## EXERCISE GOAL
Wherever "证书编号" appears in a line, list that line.

## DATASET CONTENT
--- start ---

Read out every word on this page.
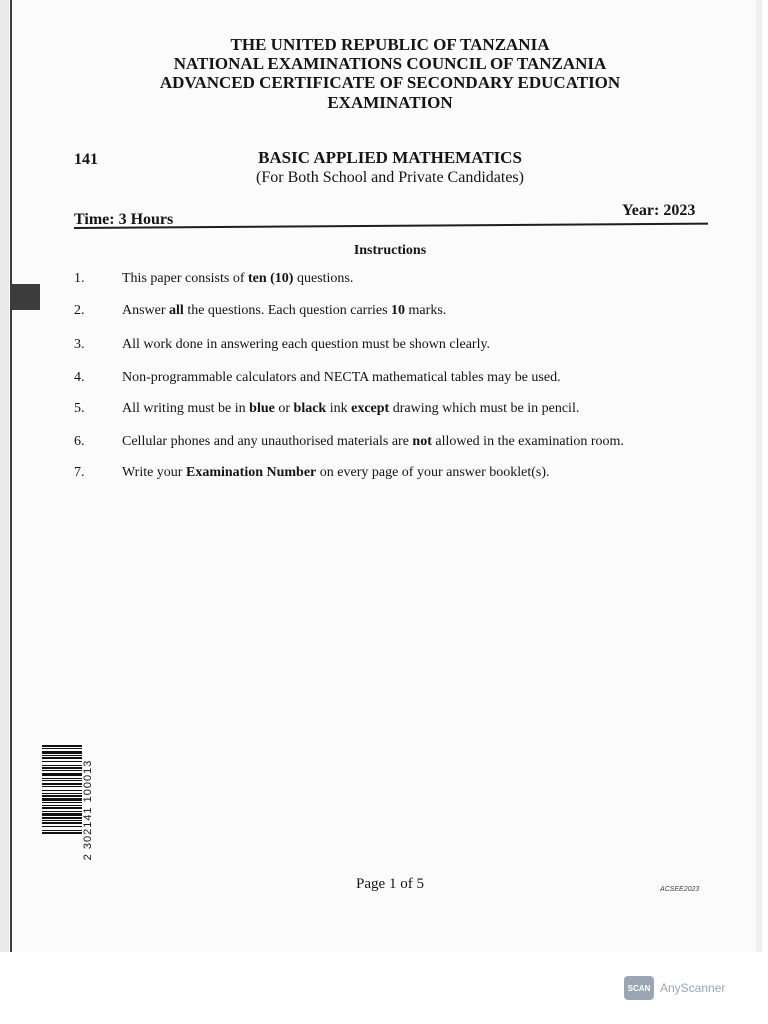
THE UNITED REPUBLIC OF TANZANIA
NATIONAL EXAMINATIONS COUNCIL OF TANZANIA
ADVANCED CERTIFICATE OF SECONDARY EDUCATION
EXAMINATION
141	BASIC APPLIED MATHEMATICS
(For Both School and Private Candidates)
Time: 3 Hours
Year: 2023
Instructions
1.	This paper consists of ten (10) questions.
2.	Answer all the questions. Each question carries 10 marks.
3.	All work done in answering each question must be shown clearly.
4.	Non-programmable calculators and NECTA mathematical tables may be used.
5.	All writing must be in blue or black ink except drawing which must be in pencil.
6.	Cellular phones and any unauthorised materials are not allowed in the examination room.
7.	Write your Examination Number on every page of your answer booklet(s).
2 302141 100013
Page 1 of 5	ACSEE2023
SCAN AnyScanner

--- end ---
--- start ---

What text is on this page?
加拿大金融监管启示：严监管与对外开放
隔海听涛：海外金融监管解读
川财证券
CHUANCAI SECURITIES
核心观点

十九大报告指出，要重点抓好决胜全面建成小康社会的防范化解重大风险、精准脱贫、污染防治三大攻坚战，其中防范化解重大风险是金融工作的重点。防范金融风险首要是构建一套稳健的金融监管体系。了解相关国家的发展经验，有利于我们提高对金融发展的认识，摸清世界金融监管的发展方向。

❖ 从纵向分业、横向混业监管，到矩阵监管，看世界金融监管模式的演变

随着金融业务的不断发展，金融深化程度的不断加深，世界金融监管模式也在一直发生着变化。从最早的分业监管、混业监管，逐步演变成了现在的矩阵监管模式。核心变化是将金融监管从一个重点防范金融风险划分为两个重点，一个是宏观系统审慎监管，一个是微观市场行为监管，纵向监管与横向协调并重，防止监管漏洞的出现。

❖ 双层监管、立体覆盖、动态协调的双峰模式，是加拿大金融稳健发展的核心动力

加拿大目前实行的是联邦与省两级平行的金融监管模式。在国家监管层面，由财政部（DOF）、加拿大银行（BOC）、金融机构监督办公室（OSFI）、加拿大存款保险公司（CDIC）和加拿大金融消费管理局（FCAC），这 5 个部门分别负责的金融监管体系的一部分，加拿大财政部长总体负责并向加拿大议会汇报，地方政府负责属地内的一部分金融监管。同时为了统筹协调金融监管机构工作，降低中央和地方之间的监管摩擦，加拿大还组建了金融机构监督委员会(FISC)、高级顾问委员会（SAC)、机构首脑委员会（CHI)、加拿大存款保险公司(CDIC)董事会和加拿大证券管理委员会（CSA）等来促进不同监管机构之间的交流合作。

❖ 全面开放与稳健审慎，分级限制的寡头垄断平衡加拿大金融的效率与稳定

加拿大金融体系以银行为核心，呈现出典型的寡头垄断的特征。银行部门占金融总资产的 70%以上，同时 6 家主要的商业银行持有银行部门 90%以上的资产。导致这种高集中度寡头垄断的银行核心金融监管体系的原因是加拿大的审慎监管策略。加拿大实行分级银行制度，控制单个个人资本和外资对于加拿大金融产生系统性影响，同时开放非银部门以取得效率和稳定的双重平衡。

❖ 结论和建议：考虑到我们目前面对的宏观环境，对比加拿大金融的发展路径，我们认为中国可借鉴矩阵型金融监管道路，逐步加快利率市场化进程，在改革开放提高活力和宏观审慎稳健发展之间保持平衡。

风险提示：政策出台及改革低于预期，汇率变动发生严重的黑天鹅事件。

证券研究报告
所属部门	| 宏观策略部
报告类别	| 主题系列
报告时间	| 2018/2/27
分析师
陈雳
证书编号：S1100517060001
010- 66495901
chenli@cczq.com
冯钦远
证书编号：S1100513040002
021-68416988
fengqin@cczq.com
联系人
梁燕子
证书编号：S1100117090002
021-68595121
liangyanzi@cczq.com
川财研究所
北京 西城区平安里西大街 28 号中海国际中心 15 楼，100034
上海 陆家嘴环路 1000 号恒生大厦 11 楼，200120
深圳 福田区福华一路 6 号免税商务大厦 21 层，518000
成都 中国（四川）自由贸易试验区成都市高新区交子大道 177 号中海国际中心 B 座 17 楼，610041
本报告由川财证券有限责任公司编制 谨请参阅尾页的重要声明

--- end ---

## TASK SOLUTION
证书编号：S1100517060001
证书编号：S1100513040002
证书编号：S1100117090002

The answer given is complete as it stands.